▶ [Task prompt] For the listing below, give the number of lines that include "have" and add nothing to it.

*** Opening of Exercise data ***

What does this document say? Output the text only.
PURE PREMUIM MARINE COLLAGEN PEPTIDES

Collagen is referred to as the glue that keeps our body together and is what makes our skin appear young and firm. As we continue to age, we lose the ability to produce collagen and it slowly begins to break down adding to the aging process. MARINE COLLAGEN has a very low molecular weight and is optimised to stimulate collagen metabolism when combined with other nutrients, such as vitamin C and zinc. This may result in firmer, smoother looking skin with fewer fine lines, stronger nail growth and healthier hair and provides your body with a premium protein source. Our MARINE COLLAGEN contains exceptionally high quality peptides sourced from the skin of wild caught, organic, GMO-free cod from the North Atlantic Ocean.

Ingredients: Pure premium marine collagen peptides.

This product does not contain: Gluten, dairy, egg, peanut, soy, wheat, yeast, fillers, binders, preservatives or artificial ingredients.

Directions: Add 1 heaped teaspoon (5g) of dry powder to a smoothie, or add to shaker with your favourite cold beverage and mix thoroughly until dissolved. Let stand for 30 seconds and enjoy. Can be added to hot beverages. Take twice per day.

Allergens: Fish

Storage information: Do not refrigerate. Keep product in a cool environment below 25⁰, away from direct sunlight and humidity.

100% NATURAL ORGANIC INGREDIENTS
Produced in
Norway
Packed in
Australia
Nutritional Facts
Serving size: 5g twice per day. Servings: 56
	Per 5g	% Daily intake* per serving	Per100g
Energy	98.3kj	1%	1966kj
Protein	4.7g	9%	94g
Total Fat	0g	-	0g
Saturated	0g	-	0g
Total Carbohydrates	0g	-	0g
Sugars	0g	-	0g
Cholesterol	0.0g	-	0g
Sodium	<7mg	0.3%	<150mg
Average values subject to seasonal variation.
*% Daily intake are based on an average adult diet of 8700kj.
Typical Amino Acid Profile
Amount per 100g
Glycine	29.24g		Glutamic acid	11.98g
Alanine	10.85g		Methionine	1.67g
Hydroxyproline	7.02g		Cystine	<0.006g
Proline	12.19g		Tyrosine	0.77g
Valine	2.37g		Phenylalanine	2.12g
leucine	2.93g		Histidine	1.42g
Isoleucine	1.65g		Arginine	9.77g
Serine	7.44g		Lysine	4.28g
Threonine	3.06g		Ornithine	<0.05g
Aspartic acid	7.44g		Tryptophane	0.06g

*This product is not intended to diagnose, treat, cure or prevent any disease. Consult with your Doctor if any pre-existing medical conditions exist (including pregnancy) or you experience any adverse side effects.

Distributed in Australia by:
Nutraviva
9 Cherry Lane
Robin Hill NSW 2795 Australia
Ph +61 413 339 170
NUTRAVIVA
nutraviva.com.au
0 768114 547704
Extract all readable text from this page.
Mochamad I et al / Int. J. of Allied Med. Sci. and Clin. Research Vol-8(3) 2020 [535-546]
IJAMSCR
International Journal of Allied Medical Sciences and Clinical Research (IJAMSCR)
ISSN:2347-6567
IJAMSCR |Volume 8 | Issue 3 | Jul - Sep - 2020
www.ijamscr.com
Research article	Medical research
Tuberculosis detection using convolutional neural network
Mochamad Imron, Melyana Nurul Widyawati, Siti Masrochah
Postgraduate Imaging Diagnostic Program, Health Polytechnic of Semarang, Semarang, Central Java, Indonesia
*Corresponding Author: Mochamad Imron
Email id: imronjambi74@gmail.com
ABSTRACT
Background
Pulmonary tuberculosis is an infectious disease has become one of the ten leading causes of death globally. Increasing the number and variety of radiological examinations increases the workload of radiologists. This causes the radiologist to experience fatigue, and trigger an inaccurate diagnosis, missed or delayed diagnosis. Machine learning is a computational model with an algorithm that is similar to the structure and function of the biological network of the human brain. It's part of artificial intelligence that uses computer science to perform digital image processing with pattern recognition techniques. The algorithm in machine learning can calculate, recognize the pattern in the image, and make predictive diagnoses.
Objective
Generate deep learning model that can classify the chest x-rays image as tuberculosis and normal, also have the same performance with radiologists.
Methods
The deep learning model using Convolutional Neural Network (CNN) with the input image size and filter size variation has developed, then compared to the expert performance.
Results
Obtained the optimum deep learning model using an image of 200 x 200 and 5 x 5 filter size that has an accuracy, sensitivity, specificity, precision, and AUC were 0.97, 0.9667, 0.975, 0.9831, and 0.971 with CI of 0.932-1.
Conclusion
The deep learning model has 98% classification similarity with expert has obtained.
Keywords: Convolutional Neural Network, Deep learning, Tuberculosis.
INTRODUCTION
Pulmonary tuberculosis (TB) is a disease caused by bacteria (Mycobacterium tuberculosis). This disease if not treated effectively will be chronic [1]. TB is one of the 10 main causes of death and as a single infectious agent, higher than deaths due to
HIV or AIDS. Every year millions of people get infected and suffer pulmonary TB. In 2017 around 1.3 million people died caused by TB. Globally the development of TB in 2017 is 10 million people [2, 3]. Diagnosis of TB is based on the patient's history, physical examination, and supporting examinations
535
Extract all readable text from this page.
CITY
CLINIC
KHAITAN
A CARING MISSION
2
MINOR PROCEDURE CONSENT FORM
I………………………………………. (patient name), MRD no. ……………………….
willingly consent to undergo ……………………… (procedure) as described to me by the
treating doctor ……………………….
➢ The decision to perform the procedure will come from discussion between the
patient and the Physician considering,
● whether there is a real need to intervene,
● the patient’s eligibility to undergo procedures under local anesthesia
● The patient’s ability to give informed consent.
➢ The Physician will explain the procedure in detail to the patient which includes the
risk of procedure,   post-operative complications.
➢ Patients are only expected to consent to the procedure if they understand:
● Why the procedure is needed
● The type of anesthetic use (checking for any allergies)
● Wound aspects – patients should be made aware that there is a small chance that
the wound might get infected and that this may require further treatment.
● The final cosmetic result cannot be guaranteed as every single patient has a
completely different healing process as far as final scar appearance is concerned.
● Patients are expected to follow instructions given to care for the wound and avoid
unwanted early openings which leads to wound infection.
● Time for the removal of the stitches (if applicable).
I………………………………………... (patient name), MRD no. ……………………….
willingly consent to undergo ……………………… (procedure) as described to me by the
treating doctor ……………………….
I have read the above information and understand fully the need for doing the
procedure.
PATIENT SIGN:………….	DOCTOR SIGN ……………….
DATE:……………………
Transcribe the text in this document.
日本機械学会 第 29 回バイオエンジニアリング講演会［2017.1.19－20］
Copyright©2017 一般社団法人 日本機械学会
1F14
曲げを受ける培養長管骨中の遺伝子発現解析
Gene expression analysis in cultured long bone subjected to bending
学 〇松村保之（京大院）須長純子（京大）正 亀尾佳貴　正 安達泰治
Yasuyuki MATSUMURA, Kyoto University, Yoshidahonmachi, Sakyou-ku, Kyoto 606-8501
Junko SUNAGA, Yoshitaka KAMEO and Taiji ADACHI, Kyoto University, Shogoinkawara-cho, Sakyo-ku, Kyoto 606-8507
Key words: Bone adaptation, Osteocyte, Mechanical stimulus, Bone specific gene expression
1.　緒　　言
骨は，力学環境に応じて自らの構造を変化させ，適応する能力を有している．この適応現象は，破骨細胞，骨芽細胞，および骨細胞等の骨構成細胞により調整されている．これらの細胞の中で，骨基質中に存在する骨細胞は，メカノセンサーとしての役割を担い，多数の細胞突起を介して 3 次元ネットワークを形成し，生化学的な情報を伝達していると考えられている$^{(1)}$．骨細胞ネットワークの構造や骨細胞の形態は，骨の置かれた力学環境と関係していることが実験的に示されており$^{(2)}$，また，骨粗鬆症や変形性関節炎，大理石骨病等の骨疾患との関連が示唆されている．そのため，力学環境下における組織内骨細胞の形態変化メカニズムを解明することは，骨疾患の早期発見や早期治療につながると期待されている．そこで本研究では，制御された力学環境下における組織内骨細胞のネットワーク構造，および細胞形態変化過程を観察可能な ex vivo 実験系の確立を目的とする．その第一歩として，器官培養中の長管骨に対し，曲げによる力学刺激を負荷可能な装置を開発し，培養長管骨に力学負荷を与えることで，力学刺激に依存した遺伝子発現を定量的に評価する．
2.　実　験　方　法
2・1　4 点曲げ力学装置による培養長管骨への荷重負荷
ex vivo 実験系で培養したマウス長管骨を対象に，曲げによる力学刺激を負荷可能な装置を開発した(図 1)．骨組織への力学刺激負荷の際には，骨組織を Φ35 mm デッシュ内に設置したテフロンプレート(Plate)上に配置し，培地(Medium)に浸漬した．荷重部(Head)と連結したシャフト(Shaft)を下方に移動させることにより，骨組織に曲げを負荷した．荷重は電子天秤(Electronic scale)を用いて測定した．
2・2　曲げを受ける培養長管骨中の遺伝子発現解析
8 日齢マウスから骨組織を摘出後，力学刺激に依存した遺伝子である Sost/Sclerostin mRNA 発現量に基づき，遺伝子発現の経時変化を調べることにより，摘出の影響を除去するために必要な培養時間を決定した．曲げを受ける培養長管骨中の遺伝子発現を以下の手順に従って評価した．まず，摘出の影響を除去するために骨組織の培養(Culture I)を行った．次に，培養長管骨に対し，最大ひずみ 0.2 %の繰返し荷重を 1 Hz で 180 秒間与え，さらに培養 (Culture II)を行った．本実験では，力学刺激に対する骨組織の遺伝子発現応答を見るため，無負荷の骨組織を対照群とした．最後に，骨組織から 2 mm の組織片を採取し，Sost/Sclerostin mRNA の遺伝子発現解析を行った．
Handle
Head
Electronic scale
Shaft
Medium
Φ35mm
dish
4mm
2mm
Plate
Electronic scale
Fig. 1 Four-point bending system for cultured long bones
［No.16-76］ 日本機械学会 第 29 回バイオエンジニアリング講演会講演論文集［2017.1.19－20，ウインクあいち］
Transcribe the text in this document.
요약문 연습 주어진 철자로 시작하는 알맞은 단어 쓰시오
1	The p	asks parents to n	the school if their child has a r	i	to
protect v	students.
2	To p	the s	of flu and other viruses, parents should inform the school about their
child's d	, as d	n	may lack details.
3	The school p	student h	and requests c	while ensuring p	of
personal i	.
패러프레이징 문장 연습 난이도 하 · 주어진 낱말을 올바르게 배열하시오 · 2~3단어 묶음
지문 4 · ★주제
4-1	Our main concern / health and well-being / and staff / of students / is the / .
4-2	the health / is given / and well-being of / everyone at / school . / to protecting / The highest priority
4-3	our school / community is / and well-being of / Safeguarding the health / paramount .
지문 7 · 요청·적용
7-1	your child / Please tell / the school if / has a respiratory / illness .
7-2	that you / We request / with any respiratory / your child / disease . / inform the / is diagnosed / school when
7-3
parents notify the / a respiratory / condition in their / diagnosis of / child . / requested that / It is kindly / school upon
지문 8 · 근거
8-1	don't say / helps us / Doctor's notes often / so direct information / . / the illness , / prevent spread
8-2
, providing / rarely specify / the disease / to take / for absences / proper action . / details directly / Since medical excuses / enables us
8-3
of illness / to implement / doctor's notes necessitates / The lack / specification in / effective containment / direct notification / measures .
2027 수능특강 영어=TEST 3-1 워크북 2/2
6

*** Close of Exercise data ***

▶ [Answer for the task] 2